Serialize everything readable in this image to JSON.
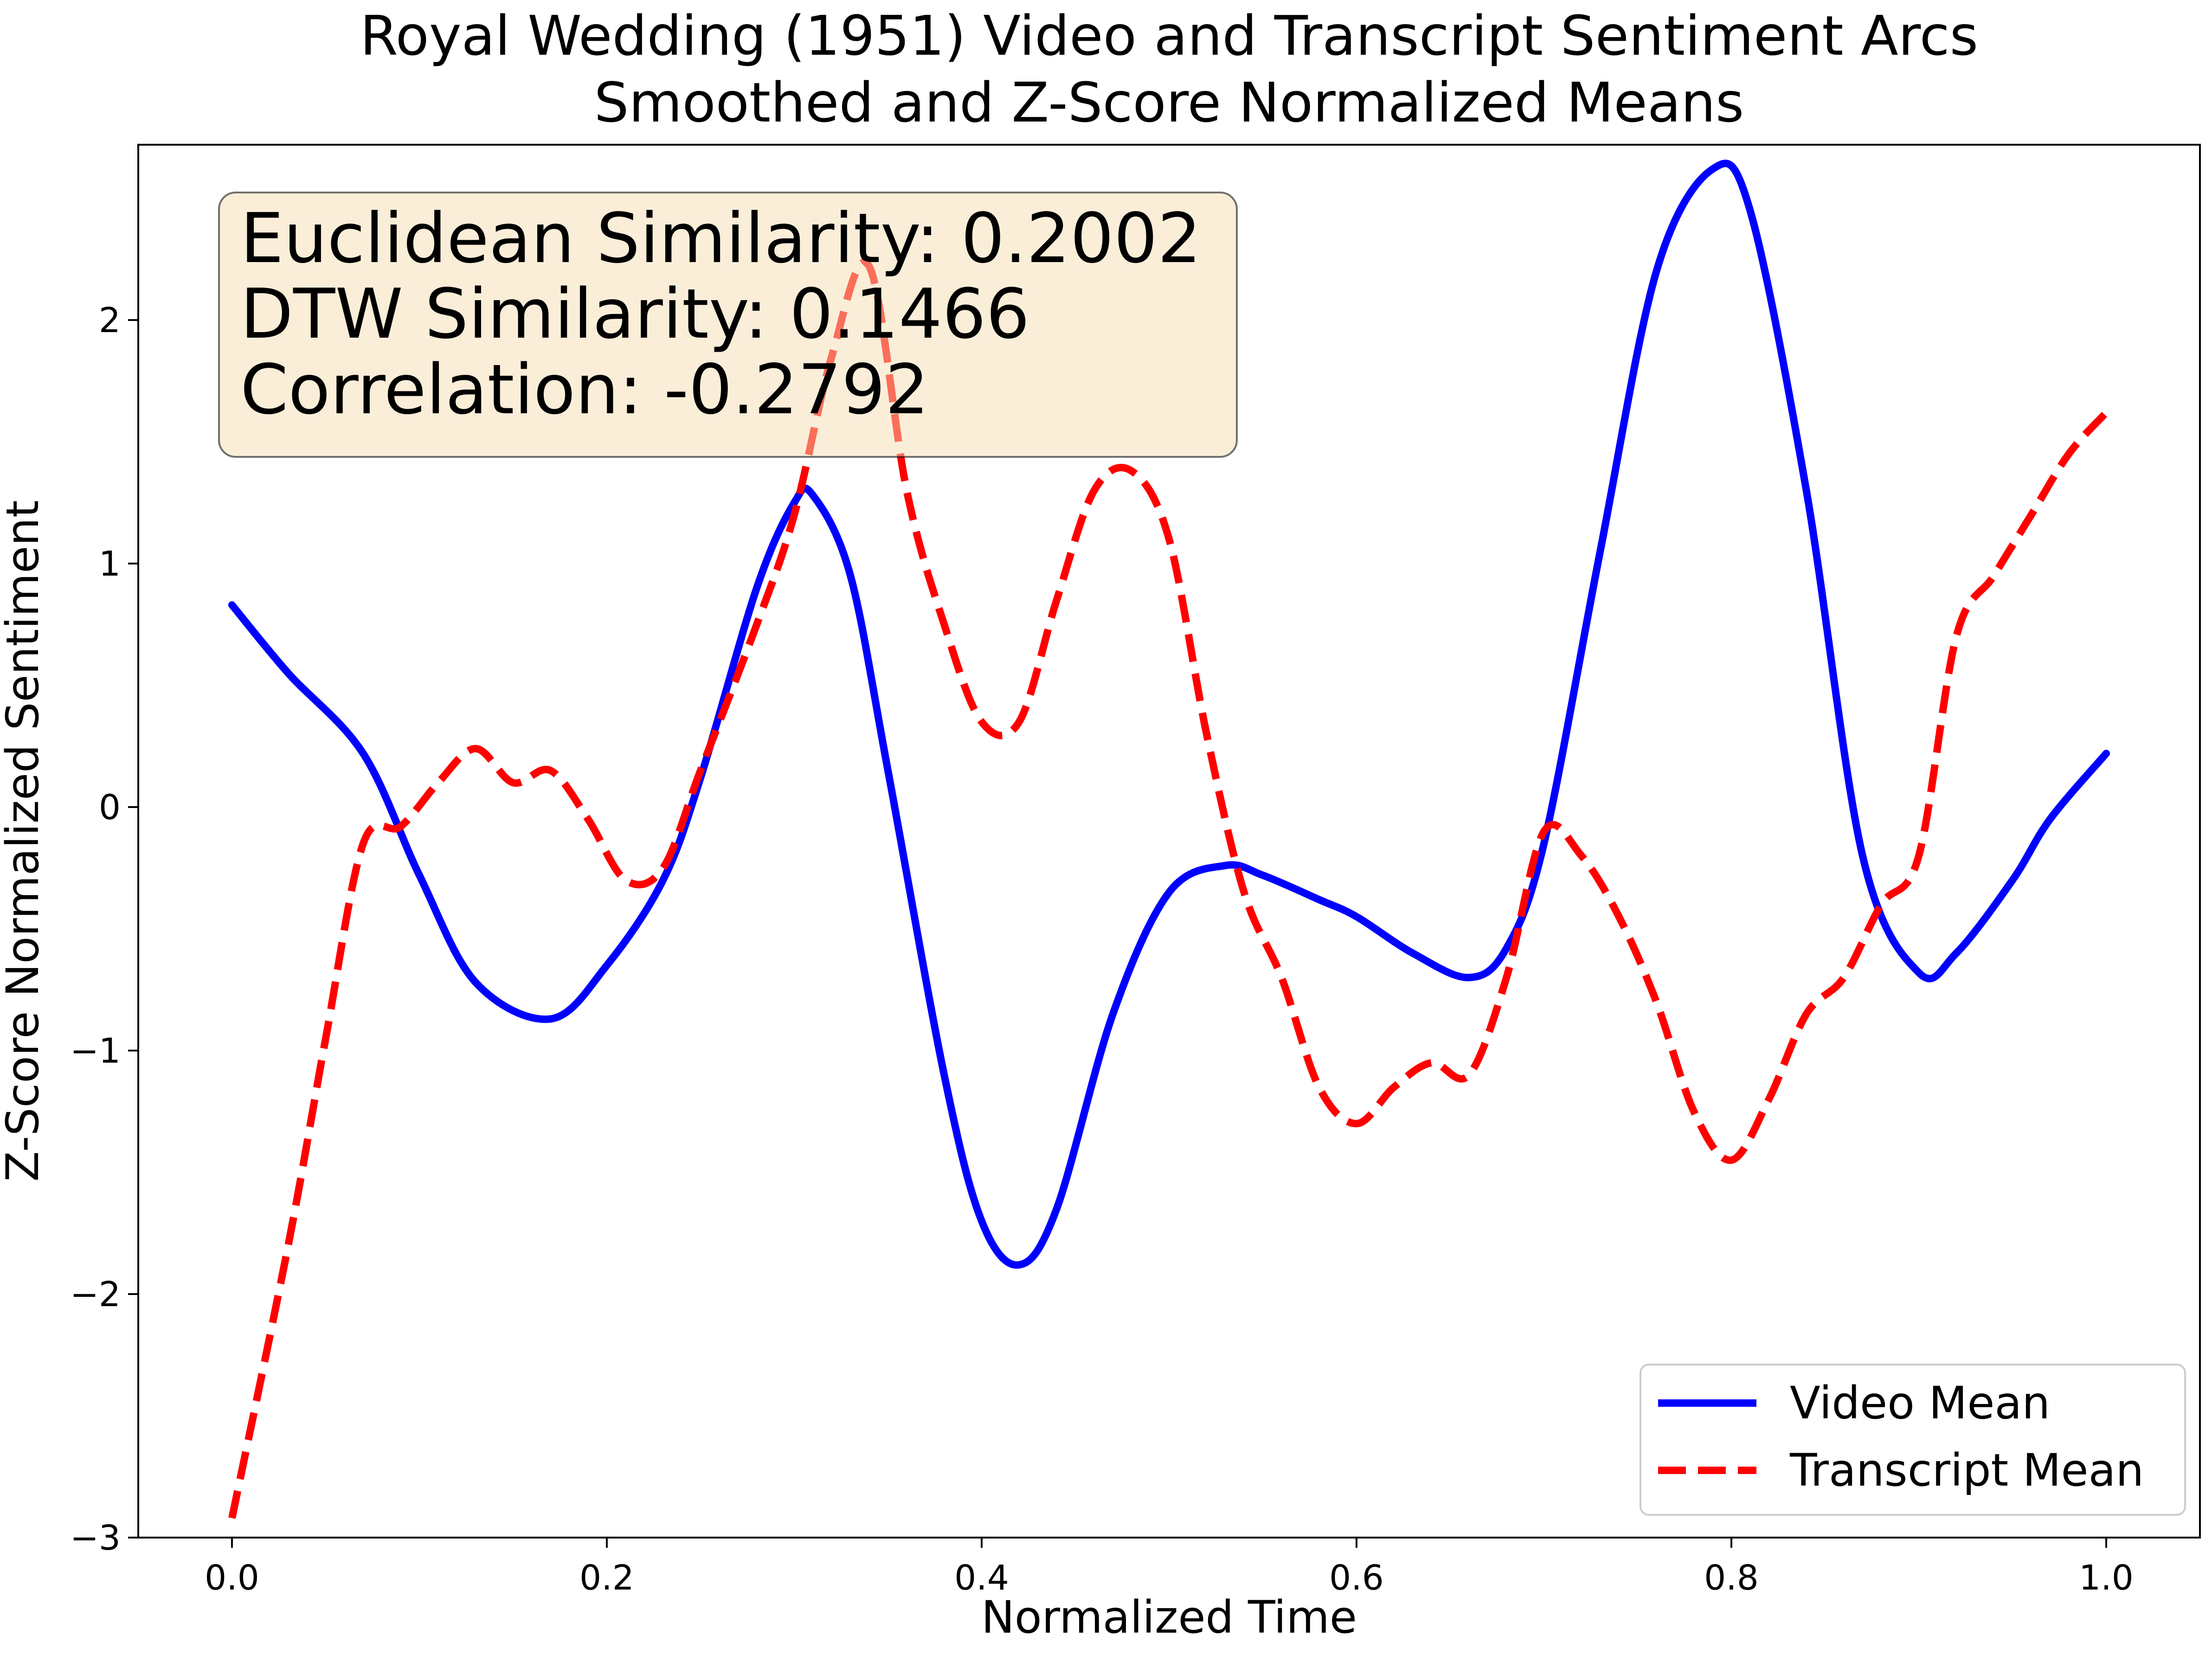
{
  "chart_data": {
    "type": "line",
    "title_line1": "Royal Wedding (1951) Video and Transcript Sentiment Arcs",
    "title_line2": "Smoothed and Z-Score Normalized Means",
    "xlabel": "Normalized Time",
    "ylabel": "Z-Score Normalized Sentiment",
    "xlim": [
      -0.05,
      1.05
    ],
    "ylim": [
      -3.0,
      2.72
    ],
    "x_ticks": [
      0.0,
      0.2,
      0.4,
      0.6,
      0.8,
      1.0
    ],
    "x_tick_labels": [
      "0.0",
      "0.2",
      "0.4",
      "0.6",
      "0.8",
      "1.0"
    ],
    "y_ticks": [
      -3,
      -2,
      -1,
      0,
      1,
      2
    ],
    "y_tick_labels": [
      "−3",
      "−2",
      "−1",
      "0",
      "1",
      "2"
    ],
    "grid": false,
    "legend_position": "lower-right",
    "annotation": {
      "line1": "Euclidean Similarity: 0.2002",
      "line2": "DTW Similarity: 0.1466",
      "line3": "Correlation: -0.2792"
    },
    "series": [
      {
        "name": "Video Mean",
        "color": "#0000ff",
        "style": "solid",
        "x": [
          0.0,
          0.03,
          0.07,
          0.1,
          0.13,
          0.17,
          0.2,
          0.23,
          0.25,
          0.28,
          0.3,
          0.31,
          0.33,
          0.35,
          0.38,
          0.4,
          0.42,
          0.44,
          0.47,
          0.5,
          0.53,
          0.55,
          0.58,
          0.6,
          0.63,
          0.66,
          0.68,
          0.7,
          0.73,
          0.76,
          0.79,
          0.81,
          0.84,
          0.87,
          0.9,
          0.92,
          0.95,
          0.97,
          1.0
        ],
        "y": [
          0.83,
          0.55,
          0.22,
          -0.28,
          -0.72,
          -0.87,
          -0.65,
          -0.3,
          0.12,
          0.9,
          1.25,
          1.28,
          0.95,
          0.15,
          -1.1,
          -1.7,
          -1.88,
          -1.65,
          -0.85,
          -0.35,
          -0.24,
          -0.28,
          -0.38,
          -0.45,
          -0.6,
          -0.7,
          -0.58,
          -0.15,
          1.05,
          2.2,
          2.62,
          2.45,
          1.3,
          -0.2,
          -0.68,
          -0.6,
          -0.3,
          -0.05,
          0.22
        ]
      },
      {
        "name": "Transcript Mean",
        "color": "#ff0000",
        "style": "dashed",
        "x": [
          0.0,
          0.03,
          0.05,
          0.07,
          0.09,
          0.11,
          0.13,
          0.15,
          0.17,
          0.19,
          0.21,
          0.23,
          0.25,
          0.28,
          0.3,
          0.32,
          0.34,
          0.36,
          0.38,
          0.4,
          0.42,
          0.44,
          0.46,
          0.48,
          0.5,
          0.52,
          0.54,
          0.56,
          0.58,
          0.6,
          0.62,
          0.64,
          0.66,
          0.68,
          0.7,
          0.72,
          0.74,
          0.76,
          0.78,
          0.8,
          0.82,
          0.84,
          0.86,
          0.88,
          0.9,
          0.92,
          0.94,
          0.96,
          0.98,
          1.0
        ],
        "y": [
          -2.92,
          -1.8,
          -0.95,
          -0.15,
          -0.08,
          0.1,
          0.24,
          0.1,
          0.15,
          -0.05,
          -0.3,
          -0.25,
          0.15,
          0.75,
          1.2,
          1.85,
          2.22,
          1.3,
          0.75,
          0.35,
          0.35,
          0.85,
          1.3,
          1.38,
          1.1,
          0.3,
          -0.35,
          -0.7,
          -1.15,
          -1.3,
          -1.15,
          -1.05,
          -1.1,
          -0.7,
          -0.1,
          -0.2,
          -0.45,
          -0.8,
          -1.25,
          -1.45,
          -1.2,
          -0.85,
          -0.7,
          -0.4,
          -0.2,
          0.7,
          0.95,
          1.2,
          1.45,
          1.62
        ]
      }
    ]
  }
}
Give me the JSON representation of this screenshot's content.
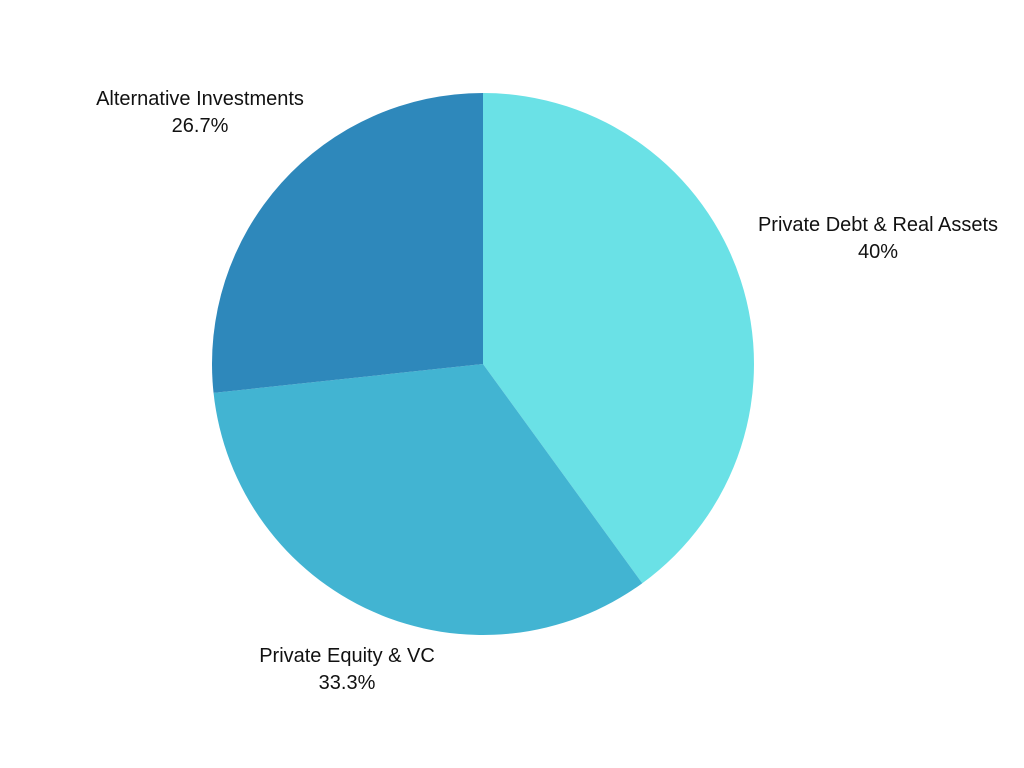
{
  "chart_data": {
    "type": "pie",
    "title": "",
    "start_angle_deg": 0,
    "direction": "clockwise",
    "legend": "none",
    "slices": [
      {
        "name": "Private Debt & Real Assets",
        "value": 40,
        "label": "40%",
        "color": "#6ae1e6"
      },
      {
        "name": "Private Equity & VC",
        "value": 33.3,
        "label": "33.3%",
        "color": "#42b4d2"
      },
      {
        "name": "Alternative Investments",
        "value": 26.7,
        "label": "26.7%",
        "color": "#2e88bb"
      }
    ]
  }
}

━━━━━━

Return every line from the records above that holds the word "Score".

§ EXERCISE SOLUTION
    "title_line2": "Smoothed and Z-Score Normalized Means",
    "ylabel": "Z-Score Normalized Sentiment",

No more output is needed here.